Task brief
Count the lines below that contain the string "logo", and reply with that number alone.

Data rows

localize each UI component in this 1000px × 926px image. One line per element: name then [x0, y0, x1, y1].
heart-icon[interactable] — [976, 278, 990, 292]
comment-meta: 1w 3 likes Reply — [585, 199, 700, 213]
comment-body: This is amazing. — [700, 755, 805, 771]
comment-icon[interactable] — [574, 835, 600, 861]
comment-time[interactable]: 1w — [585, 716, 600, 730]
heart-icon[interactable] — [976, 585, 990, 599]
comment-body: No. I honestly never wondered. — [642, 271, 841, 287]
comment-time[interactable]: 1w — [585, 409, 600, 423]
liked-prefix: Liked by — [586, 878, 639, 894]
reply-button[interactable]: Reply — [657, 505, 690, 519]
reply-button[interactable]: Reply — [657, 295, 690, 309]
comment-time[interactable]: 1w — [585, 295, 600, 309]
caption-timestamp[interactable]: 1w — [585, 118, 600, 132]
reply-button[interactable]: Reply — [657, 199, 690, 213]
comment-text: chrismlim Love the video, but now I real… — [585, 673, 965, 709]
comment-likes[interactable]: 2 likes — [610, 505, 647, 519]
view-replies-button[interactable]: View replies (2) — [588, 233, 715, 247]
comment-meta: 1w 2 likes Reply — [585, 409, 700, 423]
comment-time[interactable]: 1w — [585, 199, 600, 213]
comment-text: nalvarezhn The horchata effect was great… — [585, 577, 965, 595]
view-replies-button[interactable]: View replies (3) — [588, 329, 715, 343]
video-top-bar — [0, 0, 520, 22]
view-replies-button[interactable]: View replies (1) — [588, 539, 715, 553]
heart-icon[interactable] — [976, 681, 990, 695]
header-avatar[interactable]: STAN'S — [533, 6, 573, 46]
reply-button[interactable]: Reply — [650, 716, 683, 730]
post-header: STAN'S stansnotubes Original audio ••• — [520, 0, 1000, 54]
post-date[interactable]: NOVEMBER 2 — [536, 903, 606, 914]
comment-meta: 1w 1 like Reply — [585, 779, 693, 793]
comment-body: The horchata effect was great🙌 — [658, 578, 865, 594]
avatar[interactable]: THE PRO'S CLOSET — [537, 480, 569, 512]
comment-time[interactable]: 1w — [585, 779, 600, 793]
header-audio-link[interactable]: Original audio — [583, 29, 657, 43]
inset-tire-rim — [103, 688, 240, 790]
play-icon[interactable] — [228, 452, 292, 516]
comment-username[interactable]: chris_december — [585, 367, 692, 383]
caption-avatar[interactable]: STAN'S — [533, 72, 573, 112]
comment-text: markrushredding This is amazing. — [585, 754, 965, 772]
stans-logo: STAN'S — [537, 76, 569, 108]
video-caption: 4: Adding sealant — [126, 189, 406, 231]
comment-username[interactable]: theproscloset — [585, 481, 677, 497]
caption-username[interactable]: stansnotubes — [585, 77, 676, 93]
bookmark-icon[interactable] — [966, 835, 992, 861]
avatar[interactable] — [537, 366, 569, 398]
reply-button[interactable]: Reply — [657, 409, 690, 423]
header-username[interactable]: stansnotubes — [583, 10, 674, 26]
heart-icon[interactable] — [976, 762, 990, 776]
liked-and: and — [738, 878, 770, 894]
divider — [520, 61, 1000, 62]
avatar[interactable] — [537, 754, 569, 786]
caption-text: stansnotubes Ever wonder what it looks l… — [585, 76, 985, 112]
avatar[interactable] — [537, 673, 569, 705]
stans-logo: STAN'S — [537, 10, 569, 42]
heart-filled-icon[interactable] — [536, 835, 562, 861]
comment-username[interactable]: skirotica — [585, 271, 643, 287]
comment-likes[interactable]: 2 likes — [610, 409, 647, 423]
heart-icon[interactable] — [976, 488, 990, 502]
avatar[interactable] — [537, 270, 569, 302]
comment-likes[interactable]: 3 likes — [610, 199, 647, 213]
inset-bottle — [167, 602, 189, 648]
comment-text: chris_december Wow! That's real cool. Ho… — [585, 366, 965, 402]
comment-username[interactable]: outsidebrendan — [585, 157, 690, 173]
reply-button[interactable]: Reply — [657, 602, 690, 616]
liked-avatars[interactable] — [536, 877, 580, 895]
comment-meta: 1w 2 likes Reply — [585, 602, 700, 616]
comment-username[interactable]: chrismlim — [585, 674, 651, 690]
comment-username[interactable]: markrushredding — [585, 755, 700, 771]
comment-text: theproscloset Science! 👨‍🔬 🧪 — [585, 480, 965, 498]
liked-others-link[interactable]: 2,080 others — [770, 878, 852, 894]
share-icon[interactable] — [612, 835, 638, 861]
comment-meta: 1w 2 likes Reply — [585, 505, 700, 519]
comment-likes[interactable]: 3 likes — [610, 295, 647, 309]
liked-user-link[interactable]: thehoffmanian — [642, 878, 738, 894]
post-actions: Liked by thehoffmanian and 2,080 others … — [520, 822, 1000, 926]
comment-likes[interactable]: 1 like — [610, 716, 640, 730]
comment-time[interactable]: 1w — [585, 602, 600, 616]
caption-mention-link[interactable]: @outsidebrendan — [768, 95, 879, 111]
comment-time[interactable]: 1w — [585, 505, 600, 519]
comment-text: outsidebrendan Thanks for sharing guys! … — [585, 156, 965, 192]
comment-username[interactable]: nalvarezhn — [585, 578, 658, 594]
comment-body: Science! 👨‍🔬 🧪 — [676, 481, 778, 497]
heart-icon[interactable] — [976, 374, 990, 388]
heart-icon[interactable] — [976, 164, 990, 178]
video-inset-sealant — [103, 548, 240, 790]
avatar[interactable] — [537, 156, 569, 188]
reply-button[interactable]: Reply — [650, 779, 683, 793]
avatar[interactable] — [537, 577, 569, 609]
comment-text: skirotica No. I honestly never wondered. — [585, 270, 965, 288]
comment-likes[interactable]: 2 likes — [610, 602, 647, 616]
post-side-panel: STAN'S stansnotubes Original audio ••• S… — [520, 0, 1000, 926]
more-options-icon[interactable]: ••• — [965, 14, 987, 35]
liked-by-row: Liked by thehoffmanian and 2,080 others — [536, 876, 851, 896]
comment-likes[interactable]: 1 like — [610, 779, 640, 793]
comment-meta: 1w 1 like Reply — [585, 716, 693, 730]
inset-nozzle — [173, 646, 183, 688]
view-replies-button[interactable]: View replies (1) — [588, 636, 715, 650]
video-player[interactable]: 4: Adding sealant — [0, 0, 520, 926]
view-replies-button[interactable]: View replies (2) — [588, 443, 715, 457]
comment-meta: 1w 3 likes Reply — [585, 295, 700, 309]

Full response
2